Problem statement. Check each line below for the word "cyan", and copy those that have it.

Excerpt from a dataset

-------

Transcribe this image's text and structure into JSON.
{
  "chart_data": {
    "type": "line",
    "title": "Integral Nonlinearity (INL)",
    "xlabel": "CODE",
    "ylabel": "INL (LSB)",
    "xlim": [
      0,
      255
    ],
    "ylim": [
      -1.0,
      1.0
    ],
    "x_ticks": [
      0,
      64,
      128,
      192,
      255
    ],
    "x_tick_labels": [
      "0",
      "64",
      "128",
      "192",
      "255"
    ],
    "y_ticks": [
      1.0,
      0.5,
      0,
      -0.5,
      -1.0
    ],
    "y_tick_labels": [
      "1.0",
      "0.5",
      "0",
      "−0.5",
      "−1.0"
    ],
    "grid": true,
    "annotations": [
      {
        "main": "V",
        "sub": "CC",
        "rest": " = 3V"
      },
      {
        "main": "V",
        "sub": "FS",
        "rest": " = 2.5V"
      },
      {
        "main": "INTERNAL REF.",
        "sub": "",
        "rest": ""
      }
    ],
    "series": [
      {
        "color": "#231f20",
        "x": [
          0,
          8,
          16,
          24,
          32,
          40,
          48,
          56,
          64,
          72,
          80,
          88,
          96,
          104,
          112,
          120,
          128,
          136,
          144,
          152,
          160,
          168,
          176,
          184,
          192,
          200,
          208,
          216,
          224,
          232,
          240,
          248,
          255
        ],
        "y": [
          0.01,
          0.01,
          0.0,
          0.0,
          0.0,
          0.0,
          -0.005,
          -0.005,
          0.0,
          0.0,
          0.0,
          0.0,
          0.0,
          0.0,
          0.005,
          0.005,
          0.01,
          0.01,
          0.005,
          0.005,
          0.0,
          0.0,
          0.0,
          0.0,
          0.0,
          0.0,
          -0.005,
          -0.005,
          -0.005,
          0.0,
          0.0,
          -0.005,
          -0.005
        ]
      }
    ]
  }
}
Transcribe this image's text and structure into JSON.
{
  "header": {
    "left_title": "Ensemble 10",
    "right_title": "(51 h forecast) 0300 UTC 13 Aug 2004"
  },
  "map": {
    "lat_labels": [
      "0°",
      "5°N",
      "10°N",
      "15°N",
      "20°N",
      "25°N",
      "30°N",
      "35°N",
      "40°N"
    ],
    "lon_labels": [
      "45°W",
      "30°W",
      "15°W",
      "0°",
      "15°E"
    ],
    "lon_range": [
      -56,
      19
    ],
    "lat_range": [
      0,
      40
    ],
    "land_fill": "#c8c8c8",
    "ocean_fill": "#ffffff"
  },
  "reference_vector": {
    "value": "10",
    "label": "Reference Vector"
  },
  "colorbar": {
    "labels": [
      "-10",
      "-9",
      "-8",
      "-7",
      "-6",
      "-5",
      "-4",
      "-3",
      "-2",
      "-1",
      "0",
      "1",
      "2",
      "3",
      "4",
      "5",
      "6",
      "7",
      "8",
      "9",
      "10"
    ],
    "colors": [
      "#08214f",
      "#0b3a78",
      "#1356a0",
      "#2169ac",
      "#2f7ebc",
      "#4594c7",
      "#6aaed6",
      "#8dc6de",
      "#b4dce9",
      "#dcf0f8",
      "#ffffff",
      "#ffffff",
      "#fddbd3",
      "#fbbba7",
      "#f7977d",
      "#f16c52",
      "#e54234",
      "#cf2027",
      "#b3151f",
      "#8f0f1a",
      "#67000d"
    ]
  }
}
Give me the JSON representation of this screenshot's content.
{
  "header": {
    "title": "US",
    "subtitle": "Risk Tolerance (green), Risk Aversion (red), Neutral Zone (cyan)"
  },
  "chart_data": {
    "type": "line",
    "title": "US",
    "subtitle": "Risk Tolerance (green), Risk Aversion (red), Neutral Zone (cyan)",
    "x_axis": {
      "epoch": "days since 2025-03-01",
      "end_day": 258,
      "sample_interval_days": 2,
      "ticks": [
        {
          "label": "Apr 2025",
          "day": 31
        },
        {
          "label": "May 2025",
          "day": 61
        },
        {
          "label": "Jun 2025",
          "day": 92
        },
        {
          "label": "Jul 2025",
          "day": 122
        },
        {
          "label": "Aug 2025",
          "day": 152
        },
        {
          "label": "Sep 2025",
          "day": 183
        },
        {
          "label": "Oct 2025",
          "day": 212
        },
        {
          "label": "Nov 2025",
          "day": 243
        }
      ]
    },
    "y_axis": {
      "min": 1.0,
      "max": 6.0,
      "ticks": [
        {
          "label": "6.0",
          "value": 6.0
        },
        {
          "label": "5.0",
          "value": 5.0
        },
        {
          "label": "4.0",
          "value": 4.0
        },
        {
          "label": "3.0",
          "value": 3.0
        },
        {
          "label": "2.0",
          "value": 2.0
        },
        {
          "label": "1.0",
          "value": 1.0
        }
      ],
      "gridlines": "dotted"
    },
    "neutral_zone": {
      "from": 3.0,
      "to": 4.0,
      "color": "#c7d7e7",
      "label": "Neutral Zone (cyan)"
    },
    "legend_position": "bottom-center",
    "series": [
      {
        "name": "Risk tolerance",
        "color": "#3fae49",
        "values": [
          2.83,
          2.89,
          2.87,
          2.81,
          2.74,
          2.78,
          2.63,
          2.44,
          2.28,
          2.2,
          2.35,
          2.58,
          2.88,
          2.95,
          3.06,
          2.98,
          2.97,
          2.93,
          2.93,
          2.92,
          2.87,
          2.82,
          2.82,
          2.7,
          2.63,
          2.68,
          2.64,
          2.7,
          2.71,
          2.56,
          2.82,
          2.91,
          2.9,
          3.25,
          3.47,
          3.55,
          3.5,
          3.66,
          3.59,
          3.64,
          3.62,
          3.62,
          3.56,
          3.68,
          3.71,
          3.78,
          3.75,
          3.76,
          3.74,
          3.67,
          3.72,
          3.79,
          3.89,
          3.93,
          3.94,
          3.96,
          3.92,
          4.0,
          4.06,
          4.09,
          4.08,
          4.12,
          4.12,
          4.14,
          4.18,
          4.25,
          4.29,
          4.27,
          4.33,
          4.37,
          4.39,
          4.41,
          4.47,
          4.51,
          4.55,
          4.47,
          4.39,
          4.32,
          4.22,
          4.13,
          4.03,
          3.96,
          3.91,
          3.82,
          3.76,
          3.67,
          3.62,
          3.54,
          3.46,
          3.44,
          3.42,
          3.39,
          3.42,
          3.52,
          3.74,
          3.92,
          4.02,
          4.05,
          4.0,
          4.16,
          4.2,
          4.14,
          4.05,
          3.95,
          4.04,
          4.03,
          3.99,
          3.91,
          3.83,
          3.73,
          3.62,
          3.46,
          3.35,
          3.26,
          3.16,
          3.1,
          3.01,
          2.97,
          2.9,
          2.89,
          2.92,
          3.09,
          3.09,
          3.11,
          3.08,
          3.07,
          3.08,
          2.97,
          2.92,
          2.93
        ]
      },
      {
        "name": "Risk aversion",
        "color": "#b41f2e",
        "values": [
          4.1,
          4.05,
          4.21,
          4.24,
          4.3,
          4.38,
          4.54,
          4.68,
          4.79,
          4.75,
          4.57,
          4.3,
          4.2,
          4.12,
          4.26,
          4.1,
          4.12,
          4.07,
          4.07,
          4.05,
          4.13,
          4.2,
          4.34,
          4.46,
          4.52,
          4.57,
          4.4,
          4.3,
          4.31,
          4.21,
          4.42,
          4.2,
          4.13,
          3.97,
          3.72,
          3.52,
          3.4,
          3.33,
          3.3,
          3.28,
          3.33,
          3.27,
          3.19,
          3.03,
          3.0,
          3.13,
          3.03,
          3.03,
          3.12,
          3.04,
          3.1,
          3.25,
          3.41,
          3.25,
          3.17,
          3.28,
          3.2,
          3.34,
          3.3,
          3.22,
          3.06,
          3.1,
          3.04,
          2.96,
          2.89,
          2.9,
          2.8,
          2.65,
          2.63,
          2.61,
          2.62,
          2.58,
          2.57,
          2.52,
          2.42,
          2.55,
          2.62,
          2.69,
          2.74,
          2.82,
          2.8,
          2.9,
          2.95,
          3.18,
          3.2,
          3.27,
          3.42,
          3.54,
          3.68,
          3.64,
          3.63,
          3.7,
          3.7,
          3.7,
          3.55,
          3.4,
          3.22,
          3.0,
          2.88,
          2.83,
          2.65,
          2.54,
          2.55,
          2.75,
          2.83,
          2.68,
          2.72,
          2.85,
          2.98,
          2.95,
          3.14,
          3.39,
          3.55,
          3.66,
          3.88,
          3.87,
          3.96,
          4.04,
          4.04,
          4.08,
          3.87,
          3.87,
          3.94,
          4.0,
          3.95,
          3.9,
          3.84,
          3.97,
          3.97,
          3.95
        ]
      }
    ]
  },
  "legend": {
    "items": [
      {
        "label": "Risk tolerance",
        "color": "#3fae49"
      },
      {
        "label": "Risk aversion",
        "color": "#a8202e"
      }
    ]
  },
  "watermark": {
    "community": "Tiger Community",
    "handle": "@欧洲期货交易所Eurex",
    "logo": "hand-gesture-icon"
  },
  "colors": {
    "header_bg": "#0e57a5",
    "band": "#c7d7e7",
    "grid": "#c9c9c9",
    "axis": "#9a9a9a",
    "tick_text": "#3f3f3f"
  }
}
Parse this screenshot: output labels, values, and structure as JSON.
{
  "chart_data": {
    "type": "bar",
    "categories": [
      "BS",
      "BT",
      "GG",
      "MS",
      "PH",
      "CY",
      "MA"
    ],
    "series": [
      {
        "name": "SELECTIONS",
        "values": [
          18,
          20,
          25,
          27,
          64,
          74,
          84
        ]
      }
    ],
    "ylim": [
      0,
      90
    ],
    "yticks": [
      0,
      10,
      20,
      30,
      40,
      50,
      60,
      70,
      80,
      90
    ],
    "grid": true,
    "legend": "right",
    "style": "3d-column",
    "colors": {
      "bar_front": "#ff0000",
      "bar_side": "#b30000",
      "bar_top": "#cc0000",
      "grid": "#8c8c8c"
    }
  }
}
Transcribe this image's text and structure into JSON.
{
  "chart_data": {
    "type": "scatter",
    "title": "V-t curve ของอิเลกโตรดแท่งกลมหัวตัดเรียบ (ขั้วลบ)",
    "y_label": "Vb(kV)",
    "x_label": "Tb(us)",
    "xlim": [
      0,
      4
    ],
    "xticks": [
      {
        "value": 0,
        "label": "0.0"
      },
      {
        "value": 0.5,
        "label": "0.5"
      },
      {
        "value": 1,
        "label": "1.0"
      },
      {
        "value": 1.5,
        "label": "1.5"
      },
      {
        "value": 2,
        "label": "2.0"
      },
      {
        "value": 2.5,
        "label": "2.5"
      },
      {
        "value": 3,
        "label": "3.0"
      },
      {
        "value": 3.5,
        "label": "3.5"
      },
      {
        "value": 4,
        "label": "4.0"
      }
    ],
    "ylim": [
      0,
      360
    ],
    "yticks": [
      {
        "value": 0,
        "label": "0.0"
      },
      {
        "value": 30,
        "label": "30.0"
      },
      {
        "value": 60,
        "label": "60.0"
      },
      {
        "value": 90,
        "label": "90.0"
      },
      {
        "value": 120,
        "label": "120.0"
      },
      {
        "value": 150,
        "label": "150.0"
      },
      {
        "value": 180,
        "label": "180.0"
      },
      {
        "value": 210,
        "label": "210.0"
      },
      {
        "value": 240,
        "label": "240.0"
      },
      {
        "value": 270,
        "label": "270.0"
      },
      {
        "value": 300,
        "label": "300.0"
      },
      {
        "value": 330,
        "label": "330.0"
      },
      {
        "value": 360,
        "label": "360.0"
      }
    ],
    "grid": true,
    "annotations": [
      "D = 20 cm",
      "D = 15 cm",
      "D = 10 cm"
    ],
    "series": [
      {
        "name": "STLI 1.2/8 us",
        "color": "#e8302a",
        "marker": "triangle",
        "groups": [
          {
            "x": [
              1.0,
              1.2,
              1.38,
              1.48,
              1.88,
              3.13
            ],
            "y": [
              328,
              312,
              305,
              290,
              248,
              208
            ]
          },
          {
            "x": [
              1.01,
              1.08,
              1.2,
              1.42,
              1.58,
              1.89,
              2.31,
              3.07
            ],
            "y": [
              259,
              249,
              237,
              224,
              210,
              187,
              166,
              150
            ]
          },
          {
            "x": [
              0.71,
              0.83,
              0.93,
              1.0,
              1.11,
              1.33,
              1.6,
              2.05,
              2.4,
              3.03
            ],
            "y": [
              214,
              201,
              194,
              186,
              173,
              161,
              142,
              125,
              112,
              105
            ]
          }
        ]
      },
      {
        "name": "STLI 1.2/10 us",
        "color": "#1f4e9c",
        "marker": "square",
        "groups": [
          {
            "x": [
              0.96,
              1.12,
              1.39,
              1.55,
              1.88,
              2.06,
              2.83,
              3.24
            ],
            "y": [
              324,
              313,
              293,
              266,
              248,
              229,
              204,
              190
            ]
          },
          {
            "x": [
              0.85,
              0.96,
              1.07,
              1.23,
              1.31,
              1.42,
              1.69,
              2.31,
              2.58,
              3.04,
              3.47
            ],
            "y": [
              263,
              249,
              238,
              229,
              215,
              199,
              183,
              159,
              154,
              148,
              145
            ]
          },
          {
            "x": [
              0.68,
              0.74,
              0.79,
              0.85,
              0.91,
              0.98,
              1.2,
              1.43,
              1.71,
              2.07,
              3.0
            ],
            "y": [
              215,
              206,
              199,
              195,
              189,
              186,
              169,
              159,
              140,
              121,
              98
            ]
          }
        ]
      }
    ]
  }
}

-------

Task response.
    "subtitle": "Risk Tolerance (green), Risk Aversion (red), Neutral Zone (cyan)"
    "subtitle": "Risk Tolerance (green), Risk Aversion (red), Neutral Zone (cyan)",
      "label": "Neutral Zone (cyan)"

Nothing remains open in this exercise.